• _Entries from a dataset_

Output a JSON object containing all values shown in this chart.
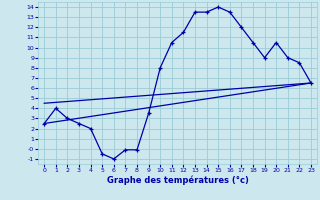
{
  "xlabel": "Graphe des températures (°c)",
  "bg_color": "#cce8ee",
  "grid_color": "#99ccd6",
  "line_color": "#0000aa",
  "xlim": [
    -0.5,
    23.5
  ],
  "ylim": [
    -1.5,
    14.5
  ],
  "xticks": [
    0,
    1,
    2,
    3,
    4,
    5,
    6,
    7,
    8,
    9,
    10,
    11,
    12,
    13,
    14,
    15,
    16,
    17,
    18,
    19,
    20,
    21,
    22,
    23
  ],
  "yticks": [
    -1,
    0,
    1,
    2,
    3,
    4,
    5,
    6,
    7,
    8,
    9,
    10,
    11,
    12,
    13,
    14
  ],
  "curve_x": [
    0,
    1,
    2,
    3,
    4,
    5,
    6,
    7,
    8,
    9,
    10,
    11,
    12,
    13,
    14,
    15,
    16,
    17,
    18,
    19,
    20,
    21,
    22,
    23
  ],
  "curve_y": [
    2.5,
    4.0,
    3.0,
    2.5,
    2.0,
    -0.5,
    -1.0,
    -0.1,
    -0.1,
    3.5,
    8.0,
    10.5,
    11.5,
    13.5,
    13.5,
    14.0,
    13.5,
    12.0,
    10.5,
    9.0,
    10.5,
    9.0,
    8.5,
    6.5
  ],
  "trend1_x": [
    0,
    23
  ],
  "trend1_y": [
    2.5,
    6.5
  ],
  "trend2_x": [
    0,
    23
  ],
  "trend2_y": [
    4.5,
    6.5
  ]
}
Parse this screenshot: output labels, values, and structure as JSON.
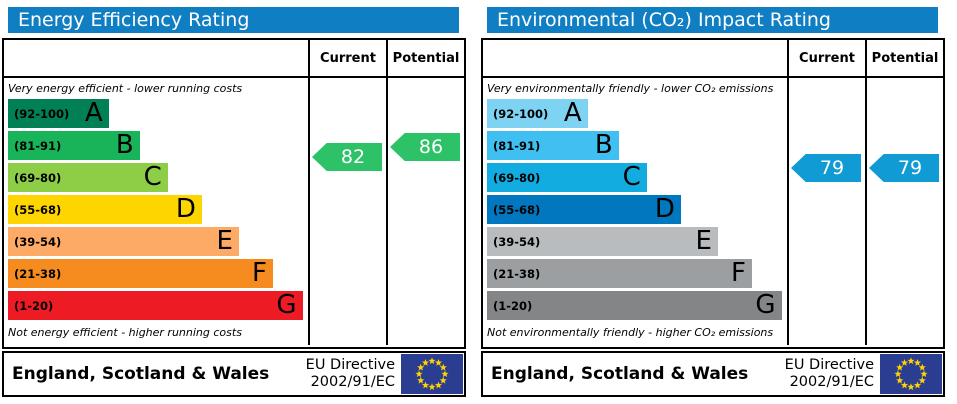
{
  "colors": {
    "title_bar": "#107ec3",
    "border": "#000000",
    "flag_blue": "#2b3d90",
    "flag_star": "#ffd200",
    "arrow_text": "#ffffff"
  },
  "panels": [
    {
      "id": "energy-efficiency",
      "title": "Energy Efficiency Rating",
      "columns": {
        "current": "Current",
        "potential": "Potential"
      },
      "top_note": "Very energy efficient - lower running costs",
      "bottom_note": "Not energy efficient - higher running costs",
      "bands": [
        {
          "letter": "A",
          "range_label": "(92-100)",
          "lo": 92,
          "hi": 100,
          "color": "#008054",
          "width_pct": 34
        },
        {
          "letter": "B",
          "range_label": "(81-91)",
          "lo": 81,
          "hi": 91,
          "color": "#19b459",
          "width_pct": 44.5
        },
        {
          "letter": "C",
          "range_label": "(69-80)",
          "lo": 69,
          "hi": 80,
          "color": "#8dce46",
          "width_pct": 54
        },
        {
          "letter": "D",
          "range_label": "(55-68)",
          "lo": 55,
          "hi": 68,
          "color": "#ffd500",
          "width_pct": 65.5
        },
        {
          "letter": "E",
          "range_label": "(39-54)",
          "lo": 39,
          "hi": 54,
          "color": "#fcaa65",
          "width_pct": 78
        },
        {
          "letter": "F",
          "range_label": "(21-38)",
          "lo": 21,
          "hi": 38,
          "color": "#f68b1f",
          "width_pct": 89.5
        },
        {
          "letter": "G",
          "range_label": "(1-20)",
          "lo": 1,
          "hi": 20,
          "color": "#ed1b24",
          "width_pct": 99.5
        }
      ],
      "current": {
        "value": 82,
        "color": "#2ec268"
      },
      "potential": {
        "value": 86,
        "color": "#2ec268"
      },
      "footer": {
        "region": "England, Scotland & Wales",
        "directive_line1": "EU Directive",
        "directive_line2": "2002/91/EC"
      }
    },
    {
      "id": "environmental-impact",
      "title": "Environmental (CO₂) Impact Rating",
      "columns": {
        "current": "Current",
        "potential": "Potential"
      },
      "top_note": "Very environmentally friendly - lower CO₂ emissions",
      "bottom_note": "Not environmentally friendly - higher CO₂ emissions",
      "bands": [
        {
          "letter": "A",
          "range_label": "(92-100)",
          "lo": 92,
          "hi": 100,
          "color": "#7fd3f2",
          "width_pct": 34
        },
        {
          "letter": "B",
          "range_label": "(81-91)",
          "lo": 81,
          "hi": 91,
          "color": "#3fc0f0",
          "width_pct": 44.5
        },
        {
          "letter": "C",
          "range_label": "(69-80)",
          "lo": 69,
          "hi": 80,
          "color": "#13ace0",
          "width_pct": 54
        },
        {
          "letter": "D",
          "range_label": "(55-68)",
          "lo": 55,
          "hi": 68,
          "color": "#0077be",
          "width_pct": 65.5
        },
        {
          "letter": "E",
          "range_label": "(39-54)",
          "lo": 39,
          "hi": 54,
          "color": "#b9bcbe",
          "width_pct": 78
        },
        {
          "letter": "F",
          "range_label": "(21-38)",
          "lo": 21,
          "hi": 38,
          "color": "#9c9fa1",
          "width_pct": 89.5
        },
        {
          "letter": "G",
          "range_label": "(1-20)",
          "lo": 1,
          "hi": 20,
          "color": "#838587",
          "width_pct": 99.5
        }
      ],
      "current": {
        "value": 79,
        "color": "#119bd5"
      },
      "potential": {
        "value": 79,
        "color": "#119bd5"
      },
      "footer": {
        "region": "England, Scotland & Wales",
        "directive_line1": "EU Directive",
        "directive_line2": "2002/91/EC"
      }
    }
  ],
  "chart_data": [
    {
      "type": "bar",
      "title": "Energy Efficiency Rating",
      "categories": [
        "A (92-100)",
        "B (81-91)",
        "C (69-80)",
        "D (55-68)",
        "E (39-54)",
        "F (21-38)",
        "G (1-20)"
      ],
      "scale": [
        1,
        100
      ],
      "current": 82,
      "potential": 86,
      "current_band": "B",
      "potential_band": "B",
      "top_annotation": "Very energy efficient - lower running costs",
      "bottom_annotation": "Not energy efficient - higher running costs"
    },
    {
      "type": "bar",
      "title": "Environmental (CO₂) Impact Rating",
      "categories": [
        "A (92-100)",
        "B (81-91)",
        "C (69-80)",
        "D (55-68)",
        "E (39-54)",
        "F (21-38)",
        "G (1-20)"
      ],
      "scale": [
        1,
        100
      ],
      "current": 79,
      "potential": 79,
      "current_band": "C",
      "potential_band": "C",
      "top_annotation": "Very environmentally friendly - lower CO₂ emissions",
      "bottom_annotation": "Not environmentally friendly - higher CO₂ emissions"
    }
  ]
}
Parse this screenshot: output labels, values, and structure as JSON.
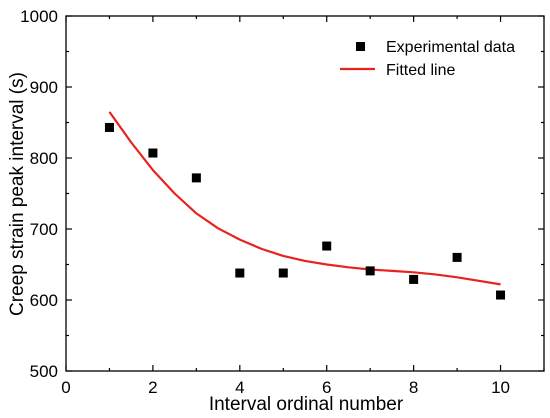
{
  "chart_data": {
    "type": "scatter",
    "xlabel": "Interval ordinal number",
    "ylabel": "Creep strain peak interval (s)",
    "xlim": [
      0,
      11
    ],
    "ylim": [
      500,
      1000
    ],
    "xticks": [
      0,
      2,
      4,
      6,
      8,
      10
    ],
    "yticks": [
      500,
      600,
      700,
      800,
      900,
      1000
    ],
    "grid": false,
    "legend_position": "top-right",
    "series": [
      {
        "name": "Experimental data",
        "kind": "scatter",
        "marker": "square",
        "color": "#000000",
        "x": [
          1,
          2,
          3,
          4,
          5,
          6,
          7,
          8,
          9,
          10
        ],
        "y": [
          843,
          807,
          772,
          638,
          638,
          676,
          641,
          629,
          660,
          607
        ]
      },
      {
        "name": "Fitted line",
        "kind": "line",
        "color": "#e8231f",
        "x": [
          1,
          1.5,
          2,
          2.5,
          3,
          3.5,
          4,
          4.5,
          5,
          5.5,
          6,
          6.5,
          7,
          7.5,
          8,
          8.5,
          9,
          9.5,
          10
        ],
        "y": [
          865,
          822,
          783,
          750,
          722,
          701,
          685,
          672,
          662,
          655,
          650,
          646,
          643,
          641,
          639,
          636,
          632,
          627,
          622
        ]
      }
    ]
  }
}
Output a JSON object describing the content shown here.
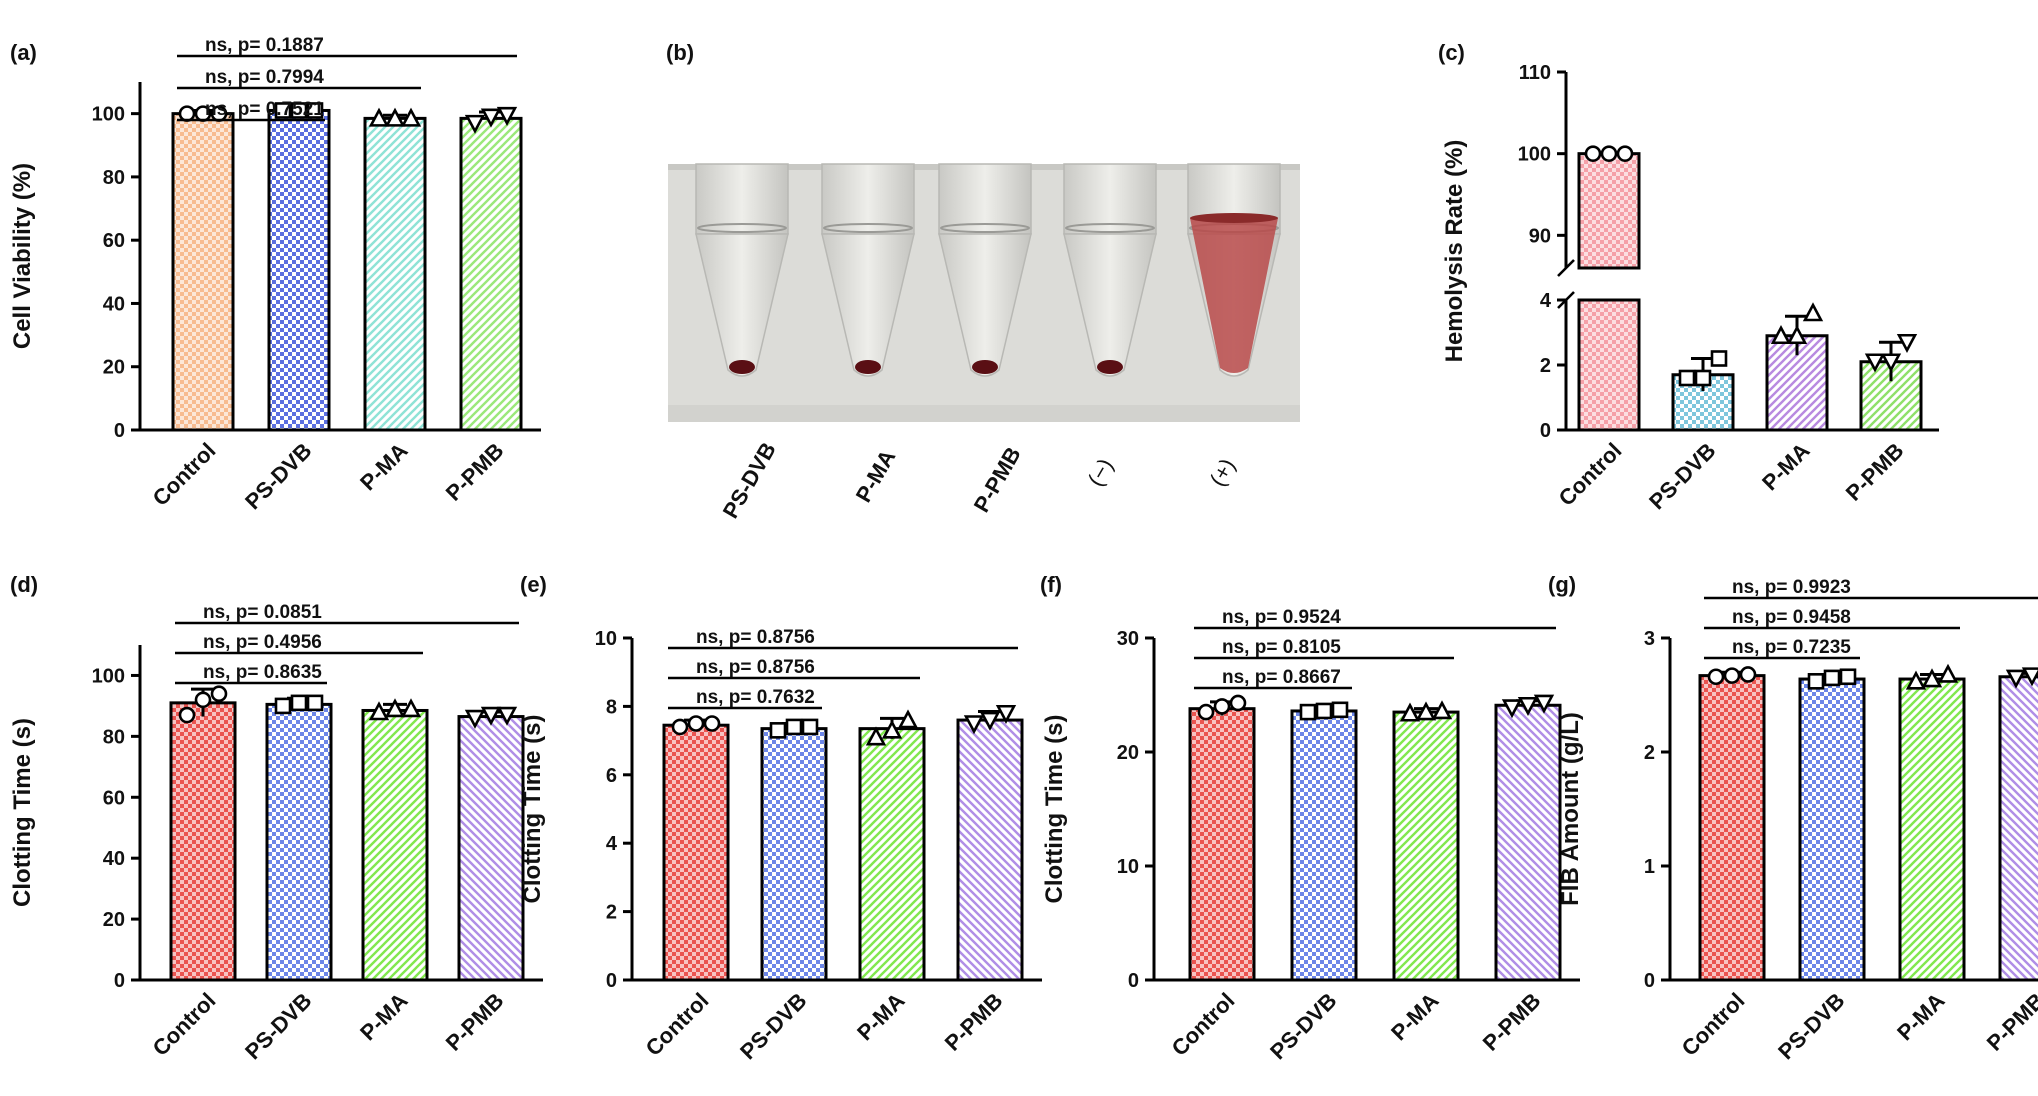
{
  "chart_data": [
    {
      "panel": "(a)",
      "type": "bar",
      "ylabel": "Cell Viability (%)",
      "ylim": [
        0,
        110
      ],
      "yticks": [
        0,
        20,
        40,
        60,
        80,
        100
      ],
      "categories": [
        "Control",
        "PS-DVB",
        "P-MA",
        "P-PMB"
      ],
      "values": [
        100,
        101,
        98.5,
        98.5
      ],
      "errors": [
        1.0,
        1.5,
        1.0,
        2.0
      ],
      "points": [
        [
          100,
          100,
          100
        ],
        [
          101,
          101,
          101
        ],
        [
          98.5,
          98.5,
          98.5
        ],
        [
          97,
          99,
          99.5
        ]
      ],
      "markers": [
        "circle",
        "square",
        "triangle",
        "inv-triangle"
      ],
      "fills": [
        "#f7bb90",
        "#5b6fe0",
        "#8fe3d6",
        "#9be87a"
      ],
      "patterns": [
        "dense",
        "checker",
        "diag-right",
        "diag-right"
      ],
      "comparisons": [
        {
          "from": 0,
          "to": 1,
          "text": "ns, p= 0.7521"
        },
        {
          "from": 0,
          "to": 2,
          "text": "ns, p= 0.7994"
        },
        {
          "from": 0,
          "to": 3,
          "text": "ns, p= 0.1887"
        }
      ]
    },
    {
      "panel": "(c)",
      "type": "bar",
      "ylabel": "Hemolysis Rate (%)",
      "axis_break": true,
      "lower_range": [
        0,
        4
      ],
      "upper_range": [
        86,
        110
      ],
      "lower_ticks": [
        0,
        2,
        4
      ],
      "upper_ticks": [
        90,
        100,
        110
      ],
      "categories": [
        "Control",
        "PS-DVB",
        "P-MA",
        "P-PMB"
      ],
      "values": [
        100,
        1.7,
        2.9,
        2.1
      ],
      "errors": [
        0.3,
        0.5,
        0.6,
        0.6
      ],
      "points": [
        [
          100,
          100,
          100
        ],
        [
          1.6,
          1.6,
          2.2
        ],
        [
          2.9,
          2.9,
          3.6
        ],
        [
          2.1,
          2.1,
          2.7
        ]
      ],
      "markers": [
        "circle",
        "square",
        "triangle",
        "inv-triangle"
      ],
      "fills": [
        "#f5a0a8",
        "#7ec6dc",
        "#b88ae0",
        "#8fe06a"
      ],
      "patterns": [
        "dense",
        "checker",
        "diag-right",
        "diag-right"
      ],
      "comparisons": []
    },
    {
      "panel": "(d)",
      "type": "bar",
      "ylabel": "Clotting Time (s)",
      "ylim": [
        0,
        110
      ],
      "yticks": [
        0,
        20,
        40,
        60,
        80,
        100
      ],
      "categories": [
        "Control",
        "PS-DVB",
        "P-MA",
        "P-PMB"
      ],
      "values": [
        91,
        90.5,
        88.5,
        86.5
      ],
      "errors": [
        4.5,
        2.0,
        2.0,
        1.5
      ],
      "points": [
        [
          87,
          92,
          94
        ],
        [
          90,
          91,
          91
        ],
        [
          88,
          89,
          89
        ],
        [
          86,
          87,
          87
        ]
      ],
      "markers": [
        "circle",
        "square",
        "triangle",
        "inv-triangle"
      ],
      "fills": [
        "#ea5450",
        "#6c86e8",
        "#82e84e",
        "#b08ee6"
      ],
      "patterns": [
        "dense",
        "checker",
        "diag-right",
        "diag-left"
      ],
      "comparisons": [
        {
          "from": 0,
          "to": 1,
          "text": "ns, p= 0.8635"
        },
        {
          "from": 0,
          "to": 2,
          "text": "ns, p= 0.4956"
        },
        {
          "from": 0,
          "to": 3,
          "text": "ns, p= 0.0851"
        }
      ]
    },
    {
      "panel": "(e)",
      "type": "bar",
      "ylabel": "Clotting Time (s)",
      "ylim": [
        0,
        10
      ],
      "yticks": [
        0,
        2,
        4,
        6,
        8,
        10
      ],
      "categories": [
        "Control",
        "PS-DVB",
        "P-MA",
        "P-PMB"
      ],
      "values": [
        7.45,
        7.35,
        7.35,
        7.6
      ],
      "errors": [
        0.15,
        0.15,
        0.3,
        0.25
      ],
      "points": [
        [
          7.4,
          7.5,
          7.5
        ],
        [
          7.3,
          7.4,
          7.4
        ],
        [
          7.1,
          7.3,
          7.6
        ],
        [
          7.5,
          7.6,
          7.8
        ]
      ],
      "markers": [
        "circle",
        "square",
        "triangle",
        "inv-triangle"
      ],
      "fills": [
        "#ea5450",
        "#6c86e8",
        "#82e84e",
        "#b08ee6"
      ],
      "patterns": [
        "dense",
        "checker",
        "diag-right",
        "diag-left"
      ],
      "comparisons": [
        {
          "from": 0,
          "to": 1,
          "text": "ns, p= 0.7632"
        },
        {
          "from": 0,
          "to": 2,
          "text": "ns, p= 0.8756"
        },
        {
          "from": 0,
          "to": 3,
          "text": "ns, p= 0.8756"
        }
      ]
    },
    {
      "panel": "(f)",
      "type": "bar",
      "ylabel": "Clotting Time (s)",
      "ylim": [
        0,
        30
      ],
      "yticks": [
        0,
        10,
        20,
        30
      ],
      "categories": [
        "Control",
        "PS-DVB",
        "P-MA",
        "P-PMB"
      ],
      "values": [
        23.8,
        23.6,
        23.5,
        24.1
      ],
      "errors": [
        0.6,
        0.3,
        0.3,
        0.4
      ],
      "points": [
        [
          23.5,
          24,
          24.3
        ],
        [
          23.5,
          23.6,
          23.7
        ],
        [
          23.4,
          23.5,
          23.6
        ],
        [
          23.9,
          24.1,
          24.3
        ]
      ],
      "markers": [
        "circle",
        "square",
        "triangle",
        "inv-triangle"
      ],
      "fills": [
        "#ea5450",
        "#6c86e8",
        "#82e84e",
        "#b08ee6"
      ],
      "patterns": [
        "dense",
        "checker",
        "diag-right",
        "diag-left"
      ],
      "comparisons": [
        {
          "from": 0,
          "to": 1,
          "text": "ns, p= 0.8667"
        },
        {
          "from": 0,
          "to": 2,
          "text": "ns, p= 0.8105"
        },
        {
          "from": 0,
          "to": 3,
          "text": "ns, p= 0.9524"
        }
      ]
    },
    {
      "panel": "(g)",
      "type": "bar",
      "ylabel": "FIB Amount (g/L)",
      "ylim": [
        0,
        3
      ],
      "yticks": [
        0,
        1,
        2,
        3
      ],
      "categories": [
        "Control",
        "PS-DVB",
        "P-MA",
        "P-PMB"
      ],
      "values": [
        2.67,
        2.64,
        2.64,
        2.66
      ],
      "errors": [
        0.03,
        0.04,
        0.04,
        0.03
      ],
      "points": [
        [
          2.66,
          2.67,
          2.68
        ],
        [
          2.62,
          2.65,
          2.66
        ],
        [
          2.62,
          2.64,
          2.68
        ],
        [
          2.65,
          2.67,
          2.69
        ]
      ],
      "markers": [
        "circle",
        "square",
        "triangle",
        "inv-triangle"
      ],
      "fills": [
        "#ea5450",
        "#6c86e8",
        "#82e84e",
        "#b08ee6"
      ],
      "patterns": [
        "dense",
        "checker",
        "diag-right",
        "diag-left"
      ],
      "comparisons": [
        {
          "from": 0,
          "to": 1,
          "text": "ns, p= 0.7235"
        },
        {
          "from": 0,
          "to": 2,
          "text": "ns, p= 0.9458"
        },
        {
          "from": 0,
          "to": 3,
          "text": "ns, p= 0.9923"
        }
      ]
    }
  ],
  "photo_panel": {
    "label": "(b)",
    "tubes": [
      "PS-DVB",
      "P-MA",
      "P-PMB",
      "(−)",
      "(+)"
    ],
    "colors": {
      "background": "#dcdcd8",
      "pellet": "#5a0f14",
      "positive": "#b84a4a"
    }
  }
}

• _Requirement_
Which lines in the listing above hold the word "Very"? Show each of them.

• _Expected answer_
      "top_note": "Very energy efficient - lower running costs",
      "top_note": "Very environmentally friendly - lower CO₂ emissions",
      "top_annotation": "Very energy efficient - lower running costs",
      "top_annotation": "Very environmentally friendly - lower CO₂ emissions",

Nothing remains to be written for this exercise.